◆ **Provided records**
begin
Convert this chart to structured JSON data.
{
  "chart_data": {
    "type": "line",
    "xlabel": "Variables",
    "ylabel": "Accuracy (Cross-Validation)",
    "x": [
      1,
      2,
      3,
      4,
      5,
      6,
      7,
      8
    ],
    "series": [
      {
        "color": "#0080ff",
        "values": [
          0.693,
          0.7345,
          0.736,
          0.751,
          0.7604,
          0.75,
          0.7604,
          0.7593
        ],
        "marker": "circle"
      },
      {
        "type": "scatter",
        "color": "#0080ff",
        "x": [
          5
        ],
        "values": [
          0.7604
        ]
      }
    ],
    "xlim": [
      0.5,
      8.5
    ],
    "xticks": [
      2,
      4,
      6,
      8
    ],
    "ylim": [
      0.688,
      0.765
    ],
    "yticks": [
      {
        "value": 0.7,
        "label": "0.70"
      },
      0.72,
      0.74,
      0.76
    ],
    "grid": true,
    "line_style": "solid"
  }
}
end
◆ **Given exercise**
Restate every entry word for word.

◆ **Completed exercise**
Convert this chart to structured JSON data.
{
  "chart_data": {
    "type": "line",
    "xlabel": "Variables",
    "ylabel": "Accuracy (Cross-Validation)",
    "x": [
      1,
      2,
      3,
      4,
      5,
      6,
      7,
      8
    ],
    "series": [
      {
        "color": "#0080ff",
        "values": [
          0.693,
          0.7345,
          0.736,
          0.751,
          0.7604,
          0.75,
          0.7604,
          0.7593
        ],
        "marker": "circle"
      },
      {
        "type": "scatter",
        "color": "#0080ff",
        "x": [
          5
        ],
        "values": [
          0.7604
        ]
      }
    ],
    "xlim": [
      0.5,
      8.5
    ],
    "xticks": [
      2,
      4,
      6,
      8
    ],
    "ylim": [
      0.688,
      0.765
    ],
    "yticks": [
      {
        "value": 0.7,
        "label": "0.70"
      },
      0.72,
      0.74,
      0.76
    ],
    "grid": true,
    "line_style": "solid"
  }
}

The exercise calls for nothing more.